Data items
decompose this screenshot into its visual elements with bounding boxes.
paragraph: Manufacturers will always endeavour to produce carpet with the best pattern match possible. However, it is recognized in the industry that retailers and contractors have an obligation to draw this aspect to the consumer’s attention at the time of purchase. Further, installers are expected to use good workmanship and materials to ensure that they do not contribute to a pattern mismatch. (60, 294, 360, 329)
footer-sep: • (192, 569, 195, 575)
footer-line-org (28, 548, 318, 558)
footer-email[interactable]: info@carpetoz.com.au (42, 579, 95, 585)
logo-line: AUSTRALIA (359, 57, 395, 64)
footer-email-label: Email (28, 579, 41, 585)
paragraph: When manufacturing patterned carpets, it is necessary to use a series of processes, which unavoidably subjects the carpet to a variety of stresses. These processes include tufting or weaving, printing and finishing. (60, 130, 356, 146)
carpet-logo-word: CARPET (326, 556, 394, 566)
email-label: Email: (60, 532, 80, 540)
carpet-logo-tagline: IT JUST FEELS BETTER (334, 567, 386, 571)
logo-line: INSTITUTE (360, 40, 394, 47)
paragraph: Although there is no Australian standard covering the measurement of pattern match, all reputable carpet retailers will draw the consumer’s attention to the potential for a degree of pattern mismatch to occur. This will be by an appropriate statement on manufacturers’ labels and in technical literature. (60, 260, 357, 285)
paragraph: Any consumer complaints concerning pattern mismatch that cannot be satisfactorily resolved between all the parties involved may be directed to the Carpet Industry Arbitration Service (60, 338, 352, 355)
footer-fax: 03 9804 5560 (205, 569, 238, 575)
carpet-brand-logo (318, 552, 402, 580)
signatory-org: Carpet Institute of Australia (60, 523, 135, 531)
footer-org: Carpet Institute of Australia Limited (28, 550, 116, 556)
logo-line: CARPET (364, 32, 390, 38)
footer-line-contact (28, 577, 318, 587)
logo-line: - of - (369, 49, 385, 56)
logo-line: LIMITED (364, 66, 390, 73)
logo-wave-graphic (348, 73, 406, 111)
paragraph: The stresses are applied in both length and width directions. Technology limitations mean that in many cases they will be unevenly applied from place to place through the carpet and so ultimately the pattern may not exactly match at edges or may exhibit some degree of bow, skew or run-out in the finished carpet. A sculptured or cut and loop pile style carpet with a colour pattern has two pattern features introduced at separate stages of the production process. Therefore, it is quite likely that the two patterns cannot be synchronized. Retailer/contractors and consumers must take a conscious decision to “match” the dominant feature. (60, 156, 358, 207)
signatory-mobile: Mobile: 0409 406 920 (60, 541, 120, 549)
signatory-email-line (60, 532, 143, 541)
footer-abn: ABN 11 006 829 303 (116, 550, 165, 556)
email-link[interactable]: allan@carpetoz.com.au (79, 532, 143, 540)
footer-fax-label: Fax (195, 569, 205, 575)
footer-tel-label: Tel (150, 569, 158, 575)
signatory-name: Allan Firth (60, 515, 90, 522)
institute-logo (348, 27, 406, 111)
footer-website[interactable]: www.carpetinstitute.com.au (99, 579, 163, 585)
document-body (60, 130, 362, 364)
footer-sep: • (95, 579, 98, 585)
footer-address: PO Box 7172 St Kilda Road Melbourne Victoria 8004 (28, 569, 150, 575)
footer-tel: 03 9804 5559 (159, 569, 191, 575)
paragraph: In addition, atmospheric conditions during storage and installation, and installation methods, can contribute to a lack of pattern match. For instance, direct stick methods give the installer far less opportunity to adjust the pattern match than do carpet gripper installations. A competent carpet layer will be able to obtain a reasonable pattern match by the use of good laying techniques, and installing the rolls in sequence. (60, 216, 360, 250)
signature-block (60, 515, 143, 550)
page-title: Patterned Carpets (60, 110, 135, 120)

## What is needed:
Present every line of the data above as a Markdown table with two columns, Number and Data line, and skip any blank lines.

## Task result:
| Number | Data line |
|---|---|
| 1 | decompose this screenshot into its visual elements with bounding boxes. |
| 2 | paragraph: Manufacturers will always endeavour to produce carpet with the best pattern match possible. However, it is recognized in the industry that retailers and contractors have an obligation to draw this aspect to the consumer’s attention at the time of purchase. Further, installers are expected to use good workmanship and materials to ensure that they do not contribute to a pattern mismatch. (60, 294, 360, 329) |
| 3 | footer-sep: • (192, 569, 195, 575) |
| 4 | footer-line-org (28, 548, 318, 558) |
| 5 | footer-email[interactable]: info@carpetoz.com.au (42, 579, 95, 585) |
| 6 | logo-line: AUSTRALIA (359, 57, 395, 64) |
| 7 | footer-email-label: Email (28, 579, 41, 585) |
| 8 | paragraph: When manufacturing patterned carpets, it is necessary to use a series of processes, which unavoidably subjects the carpet to a variety of stresses. These processes include tufting or weaving, printing and finishing. (60, 130, 356, 146) |
| 9 | carpet-logo-word: CARPET (326, 556, 394, 566) |
| 10 | email-label: Email: (60, 532, 80, 540) |
| 11 | carpet-logo-tagline: IT JUST FEELS BETTER (334, 567, 386, 571) |
| 12 | logo-line: INSTITUTE (360, 40, 394, 47) |
| 13 | paragraph: Although there is no Australian standard covering the measurement of pattern match, all reputable carpet retailers will draw the consumer’s attention to the potential for a degree of pattern mismatch to occur. This will be by an appropriate statement on manufacturers’ labels and in technical literature. (60, 260, 357, 285) |
| 14 | paragraph: Any consumer complaints concerning pattern mismatch that cannot be satisfactorily resolved between all the parties involved may be directed to the Carpet Industry Arbitration Service (60, 338, 352, 355) |
| 15 | footer-fax: 03 9804 5560 (205, 569, 238, 575) |
| 16 | carpet-brand-logo (318, 552, 402, 580) |
| 17 | signatory-org: Carpet Institute of Australia (60, 523, 135, 531) |
| 18 | footer-org: Carpet Institute of Australia Limited (28, 550, 116, 556) |
| 19 | logo-line: CARPET (364, 32, 390, 38) |
| 20 | footer-line-contact (28, 577, 318, 587) |
| 21 | logo-line: - of - (369, 49, 385, 56) |
| 22 | logo-line: LIMITED (364, 66, 390, 73) |
| 23 | logo-wave-graphic (348, 73, 406, 111) |
| 24 | paragraph: The stresses are applied in both length and width directions. Technology limitations mean that in many cases they will be unevenly applied from place to place through the carpet and so ultimately the pattern may not exactly match at edges or may exhibit some degree of bow, skew or run-out in the finished carpet. A sculptured or cut and loop pile style carpet with a colour pattern has two pattern features introduced at separate stages of the production process. Therefore, it is quite likely that the two patterns cannot be synchronized. Retailer/contractors and consumers must take a conscious decision to “match” the dominant feature. (60, 156, 358, 207) |
| 25 | signatory-mobile: Mobile: 0409 406 920 (60, 541, 120, 549) |
| 26 | signatory-email-line (60, 532, 143, 541) |
| 27 | footer-abn: ABN 11 006 829 303 (116, 550, 165, 556) |
| 28 | email-link[interactable]: allan@carpetoz.com.au (79, 532, 143, 540) |
| 29 | footer-fax-label: Fax (195, 569, 205, 575) |
| 30 | footer-tel-label: Tel (150, 569, 158, 575) |
| 31 | signatory-name: Allan Firth (60, 515, 90, 522) |
| 32 | institute-logo (348, 27, 406, 111) |
| 33 | footer-website[interactable]: www.carpetinstitute.com.au (99, 579, 163, 585) |
| 34 | document-body (60, 130, 362, 364) |
| 35 | footer-sep: • (95, 579, 98, 585) |
| 36 | footer-address: PO Box 7172 St Kilda Road Melbourne Victoria 8004 (28, 569, 150, 575) |
| 37 | footer-tel: 03 9804 5559 (159, 569, 191, 575) |
| 38 | paragraph: In addition, atmospheric conditions during storage and installation, and installation methods, can contribute to a lack of pattern match. For instance, direct stick methods give the installer far less opportunity to adjust the pattern match than do carpet gripper installations. A competent carpet layer will be able to obtain a reasonable pattern match by the use of good laying techniques, and installing the rolls in sequence. (60, 216, 360, 250) |
| 39 | signature-block (60, 515, 143, 550) |
| 40 | page-title: Patterned Carpets (60, 110, 135, 120) |